» **Exercise requirements**
Check every line below for the word "page" and give only the number of lines where it appears.

----- Given entries -----

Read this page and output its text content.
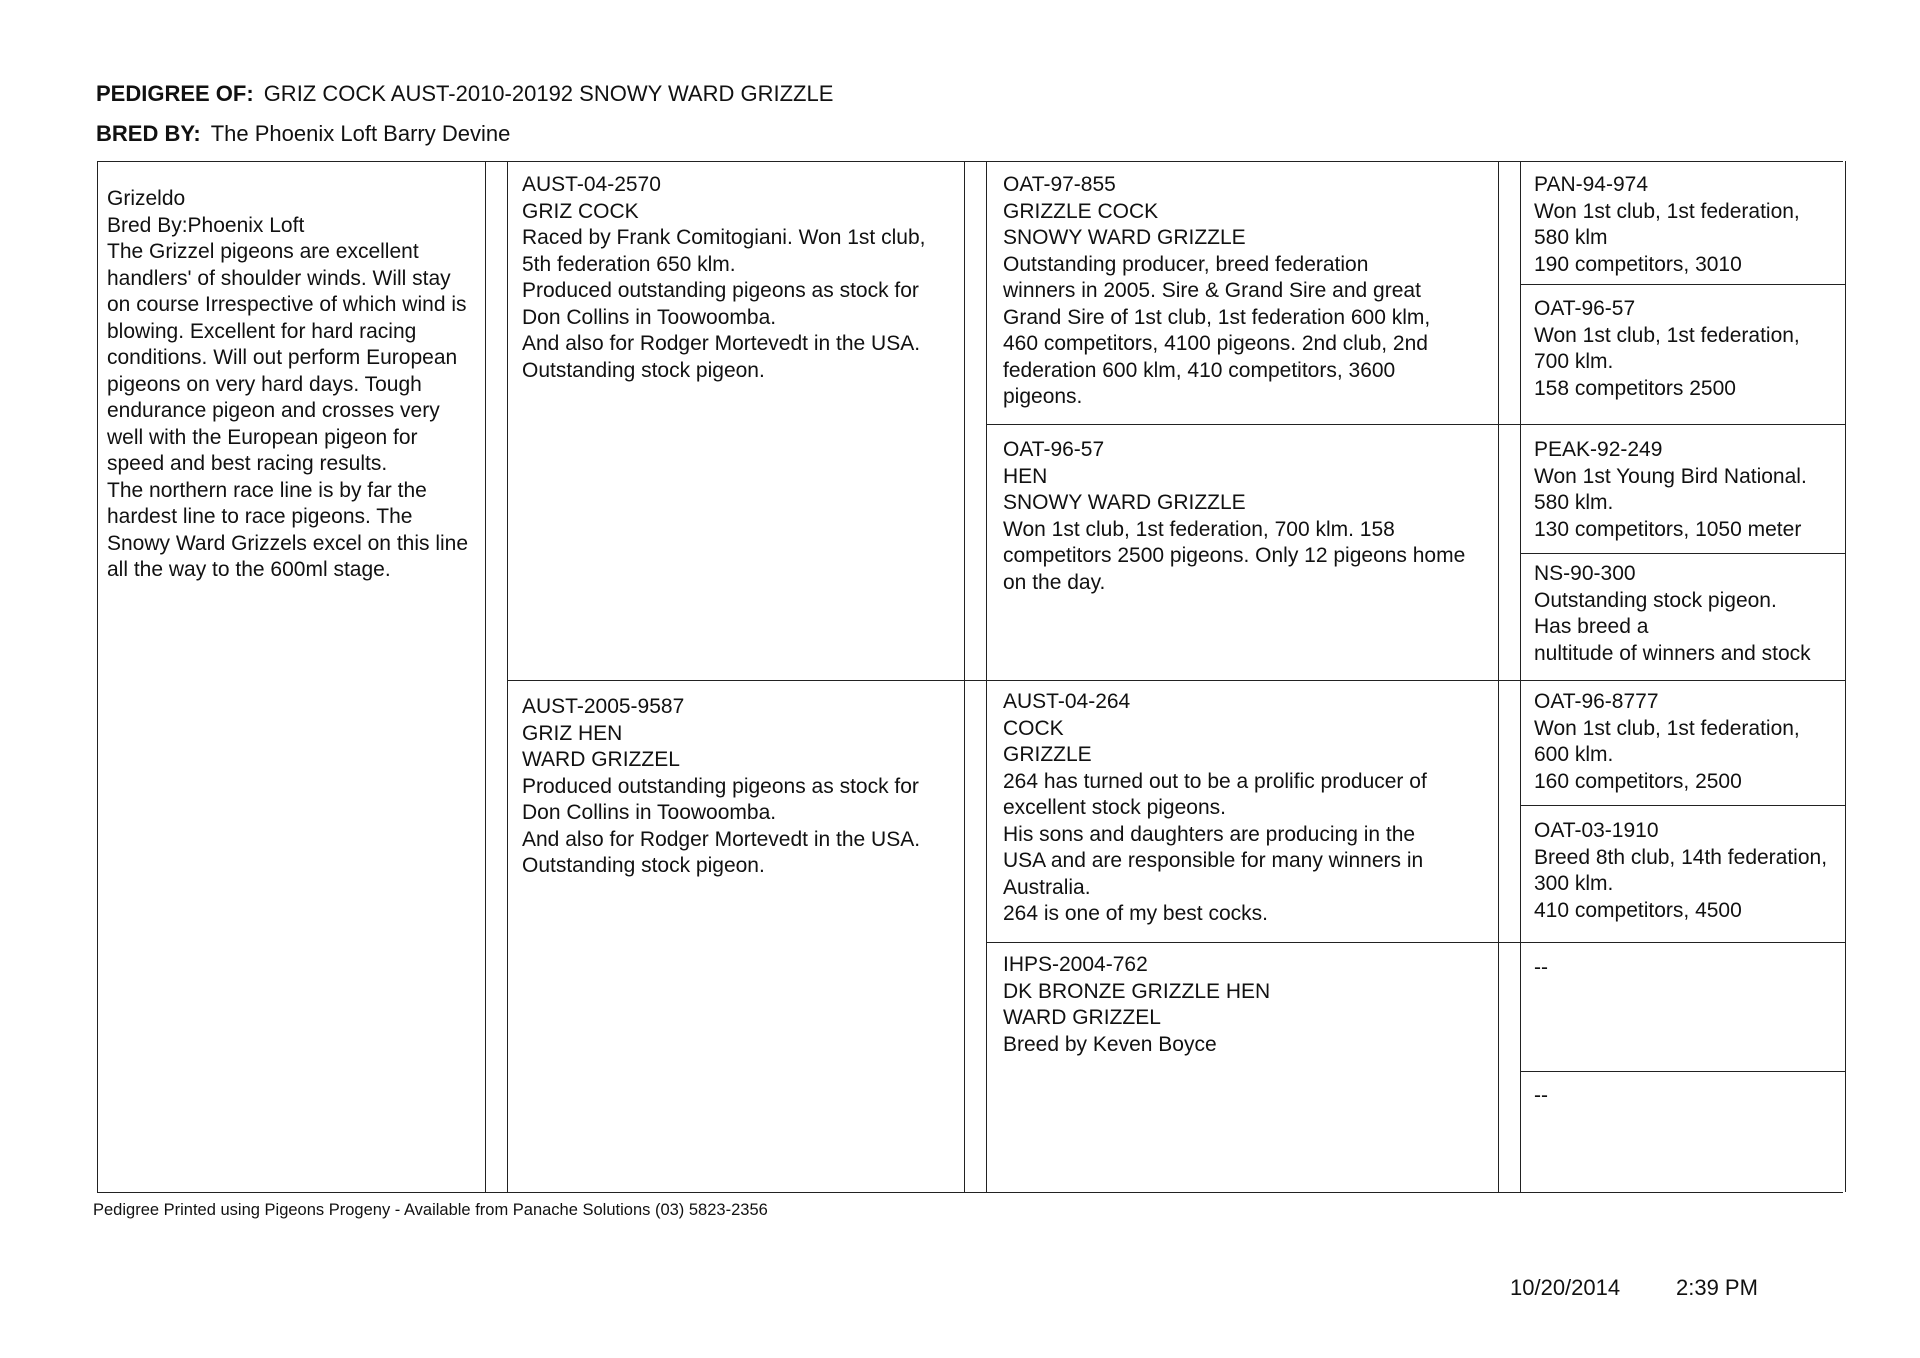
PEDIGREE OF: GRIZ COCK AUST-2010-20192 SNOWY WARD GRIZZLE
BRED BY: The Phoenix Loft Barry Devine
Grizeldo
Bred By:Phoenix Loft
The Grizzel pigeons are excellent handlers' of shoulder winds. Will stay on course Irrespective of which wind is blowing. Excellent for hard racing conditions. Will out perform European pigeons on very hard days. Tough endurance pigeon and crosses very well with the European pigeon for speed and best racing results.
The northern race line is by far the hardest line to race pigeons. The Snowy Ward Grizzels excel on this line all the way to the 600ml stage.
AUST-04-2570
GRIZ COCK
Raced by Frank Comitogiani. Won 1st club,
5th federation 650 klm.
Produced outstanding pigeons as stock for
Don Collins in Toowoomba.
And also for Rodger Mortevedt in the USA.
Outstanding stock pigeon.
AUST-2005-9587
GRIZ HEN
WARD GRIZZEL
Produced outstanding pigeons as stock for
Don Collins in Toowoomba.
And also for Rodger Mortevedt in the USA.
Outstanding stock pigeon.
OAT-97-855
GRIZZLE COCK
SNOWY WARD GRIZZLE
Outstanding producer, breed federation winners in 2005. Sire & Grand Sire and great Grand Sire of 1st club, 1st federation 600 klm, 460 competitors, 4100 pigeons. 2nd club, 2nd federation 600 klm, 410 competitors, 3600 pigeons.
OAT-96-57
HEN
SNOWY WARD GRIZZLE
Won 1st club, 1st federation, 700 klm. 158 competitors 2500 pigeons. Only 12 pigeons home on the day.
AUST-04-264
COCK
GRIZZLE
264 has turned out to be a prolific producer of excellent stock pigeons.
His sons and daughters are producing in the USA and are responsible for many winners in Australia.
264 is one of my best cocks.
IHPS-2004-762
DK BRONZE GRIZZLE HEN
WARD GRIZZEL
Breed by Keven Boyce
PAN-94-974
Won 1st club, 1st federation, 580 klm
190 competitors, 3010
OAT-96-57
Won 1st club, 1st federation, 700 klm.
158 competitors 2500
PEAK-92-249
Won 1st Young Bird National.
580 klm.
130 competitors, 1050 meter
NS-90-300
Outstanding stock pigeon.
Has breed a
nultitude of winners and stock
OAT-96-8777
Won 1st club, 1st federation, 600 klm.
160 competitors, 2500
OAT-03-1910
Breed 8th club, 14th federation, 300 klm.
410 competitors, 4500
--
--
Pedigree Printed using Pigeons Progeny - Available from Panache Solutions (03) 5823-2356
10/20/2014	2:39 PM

-----
----- Given entries -----

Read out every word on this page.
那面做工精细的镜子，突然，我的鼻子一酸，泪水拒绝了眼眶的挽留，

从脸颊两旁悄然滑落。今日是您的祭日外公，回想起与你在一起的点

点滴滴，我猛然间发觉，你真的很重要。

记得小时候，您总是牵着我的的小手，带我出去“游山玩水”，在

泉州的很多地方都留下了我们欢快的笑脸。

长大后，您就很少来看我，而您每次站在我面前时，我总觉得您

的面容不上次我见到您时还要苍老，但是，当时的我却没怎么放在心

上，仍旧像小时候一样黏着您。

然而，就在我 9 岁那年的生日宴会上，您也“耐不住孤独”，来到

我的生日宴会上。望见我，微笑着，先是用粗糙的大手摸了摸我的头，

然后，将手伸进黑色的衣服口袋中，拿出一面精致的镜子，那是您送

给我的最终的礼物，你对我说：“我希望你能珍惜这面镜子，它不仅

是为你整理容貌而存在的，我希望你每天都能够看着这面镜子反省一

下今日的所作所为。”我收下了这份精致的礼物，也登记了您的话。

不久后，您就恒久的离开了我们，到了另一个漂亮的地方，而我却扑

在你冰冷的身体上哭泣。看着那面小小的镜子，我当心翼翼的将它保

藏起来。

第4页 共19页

-----

» **Result of this exercise**
2